* [Task material]
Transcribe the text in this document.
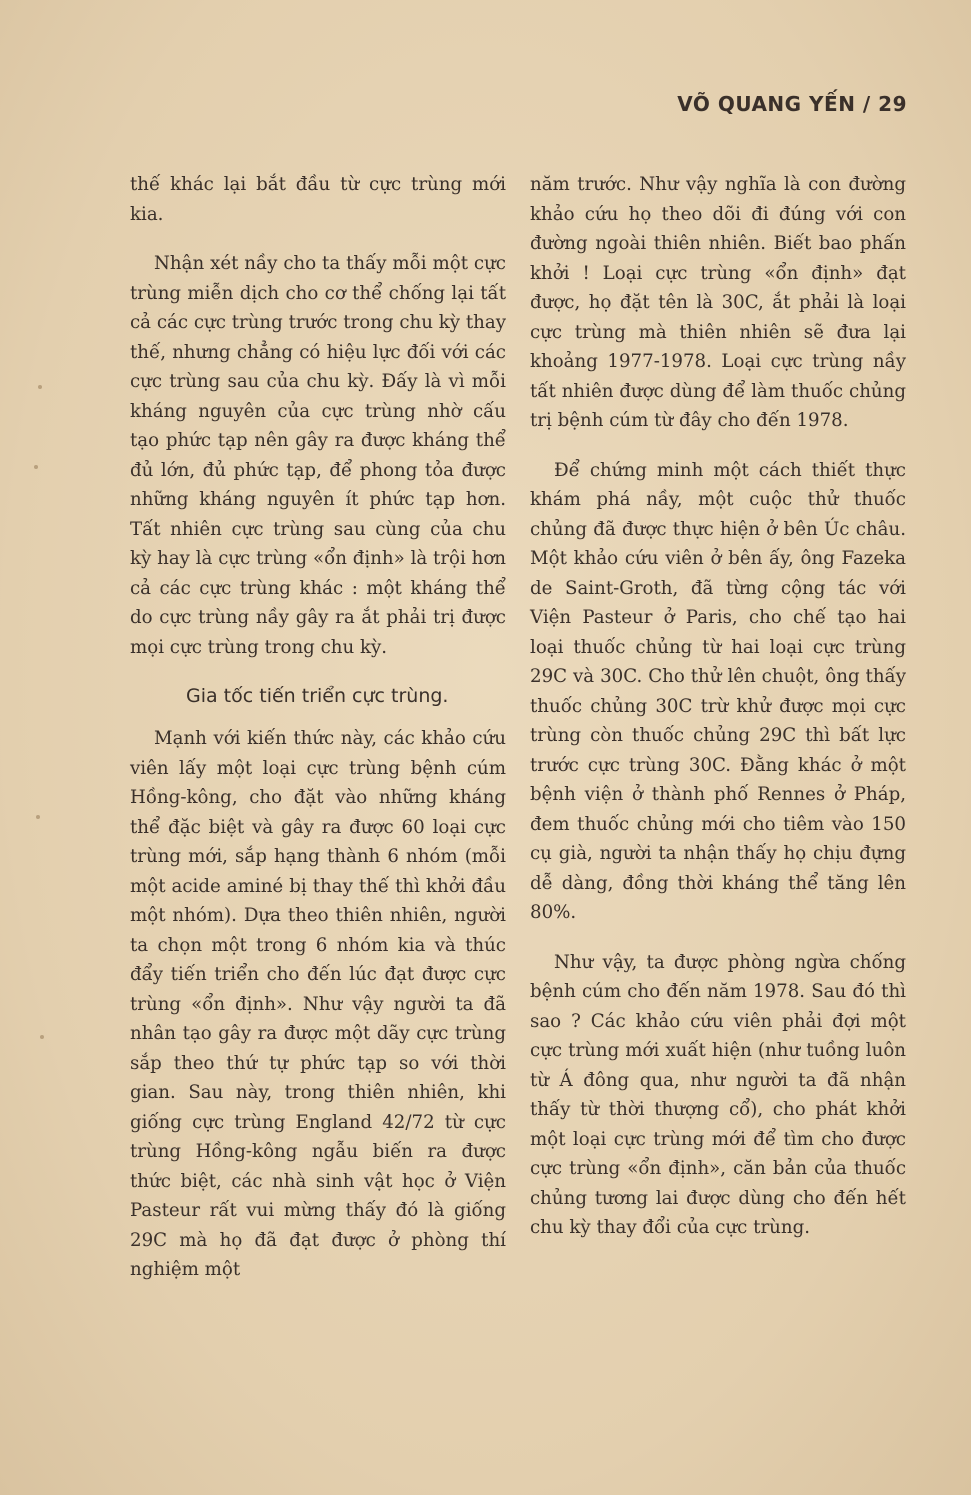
VÕ QUANG YẾN / 29

thế khác lại bắt đầu từ cực trùng mới kia.

Nhận xét nầy cho ta thấy mỗi một cực trùng miễn dịch cho cơ thể chống lại tất cả các cực trùng trước trong chu kỳ thay thế, nhưng chẳng có hiệu lực đối với các cực trùng sau của chu kỳ. Đấy là vì mỗi kháng nguyên của cực trùng nhờ cấu tạo phức tạp nên gây ra được kháng thể đủ lớn, đủ phức tạp, để phong tỏa được những kháng nguyên ít phức tạp hơn. Tất nhiên cực trùng sau cùng của chu kỳ hay là cực trùng «ổn định» là trội hơn cả các cực trùng khác : một kháng thể do cực trùng nầy gây ra ắt phải trị được mọi cực trùng trong chu kỳ.

Gia tốc tiến triển cực trùng.

Mạnh với kiến thức này, các khảo cứu viên lấy một loại cực trùng bệnh cúm Hồng-kông, cho đặt vào những kháng thể đặc biệt và gây ra được 60 loại cực trùng mới, sắp hạng thành 6 nhóm (mỗi một acide aminé bị thay thế thì khởi đầu một nhóm). Dựa theo thiên nhiên, người ta chọn một trong 6 nhóm kia và thúc đẩy tiến triển cho đến lúc đạt được cực trùng «ổn định». Như vậy người ta đã nhân tạo gây ra được một dãy cực trùng sắp theo thứ tự phức tạp so với thời gian. Sau này, trong thiên nhiên, khi giống cực trùng England 42/72 từ cực trùng Hồng-kông ngẫu biến ra được thức biệt, các nhà sinh vật học ở Viện Pasteur rất vui mừng thấy đó là giống 29C mà họ đã đạt được ở phòng thí nghiệm một

năm trước. Như vậy nghĩa là con đường khảo cứu họ theo dõi đi đúng với con đường ngoài thiên nhiên. Biết bao phấn khởi ! Loại cực trùng «ổn định» đạt được, họ đặt tên là 30C, ắt phải là loại cực trùng mà thiên nhiên sẽ đưa lại khoảng 1977-1978. Loại cực trùng nầy tất nhiên được dùng để làm thuốc chủng trị bệnh cúm từ đây cho đến 1978.

Để chứng minh một cách thiết thực khám phá nầy, một cuộc thử thuốc chủng đã được thực hiện ở bên Úc châu. Một khảo cứu viên ở bên ấy, ông Fazeka de Saint-Groth, đã từng cộng tác với Viện Pasteur ở Paris, cho chế tạo hai loại thuốc chủng từ hai loại cực trùng 29C và 30C. Cho thử lên chuột, ông thấy thuốc chủng 30C trừ khử được mọi cực trùng còn thuốc chủng 29C thì bất lực trước cực trùng 30C. Đằng khác ở một bệnh viện ở thành phố Rennes ở Pháp, đem thuốc chủng mới cho tiêm vào 150 cụ già, người ta nhận thấy họ chịu đựng dễ dàng, đồng thời kháng thể tăng lên 80%.

Như vậy, ta được phòng ngừa chống bệnh cúm cho đến năm 1978. Sau đó thì sao ? Các khảo cứu viên phải đợi một cực trùng mới xuất hiện (như tuồng luôn từ Á đông qua, như người ta đã nhận thấy từ thời thượng cổ), cho phát khởi một loại cực trùng mới để tìm cho được cực trùng «ổn định», căn bản của thuốc chủng tương lai được dùng cho đến hết chu kỳ thay đổi của cực trùng.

* [What you have to do] Scan the listing above for the word "nhiên" and show each line where it is found.

* [Response]
Nhận xét nầy cho ta thấy mỗi một cực trùng miễn dịch cho cơ thể chống lại tất cả các cực trùng trước trong chu kỳ thay thế, nhưng chẳng có hiệu lực đối với các cực trùng sau của chu kỳ. Đấy là vì mỗi kháng nguyên của cực trùng nhờ cấu tạo phức tạp nên gây ra được kháng thể đủ lớn, đủ phức tạp, để phong tỏa được những kháng nguyên ít phức tạp hơn. Tất nhiên cực trùng sau cùng của chu kỳ hay là cực trùng «ổn định» là trội hơn cả các cực trùng khác : một kháng thể do cực trùng nầy gây ra ắt phải trị được mọi cực trùng trong chu kỳ.
Mạnh với kiến thức này, các khảo cứu viên lấy một loại cực trùng bệnh cúm Hồng-kông, cho đặt vào những kháng thể đặc biệt và gây ra được 60 loại cực trùng mới, sắp hạng thành 6 nhóm (mỗi một acide aminé bị thay thế thì khởi đầu một nhóm). Dựa theo thiên nhiên, người ta chọn một trong 6 nhóm kia và thúc đẩy tiến triển cho đến lúc đạt được cực trùng «ổn định». Như vậy người ta đã nhân tạo gây ra được một dãy cực trùng sắp theo thứ tự phức tạp so với thời gian. Sau này, trong thiên nhiên, khi giống cực trùng England 42/72 từ cực trùng Hồng-kông ngẫu biến ra được thức biệt, các nhà sinh vật học ở Viện Pasteur rất vui mừng thấy đó là giống 29C mà họ đã đạt được ở phòng thí nghiệm một
năm trước. Như vậy nghĩa là con đường khảo cứu họ theo dõi đi đúng với con đường ngoài thiên nhiên. Biết bao phấn khởi ! Loại cực trùng «ổn định» đạt được, họ đặt tên là 30C, ắt phải là loại cực trùng mà thiên nhiên sẽ đưa lại khoảng 1977-1978. Loại cực trùng nầy tất nhiên được dùng để làm thuốc chủng trị bệnh cúm từ đây cho đến 1978.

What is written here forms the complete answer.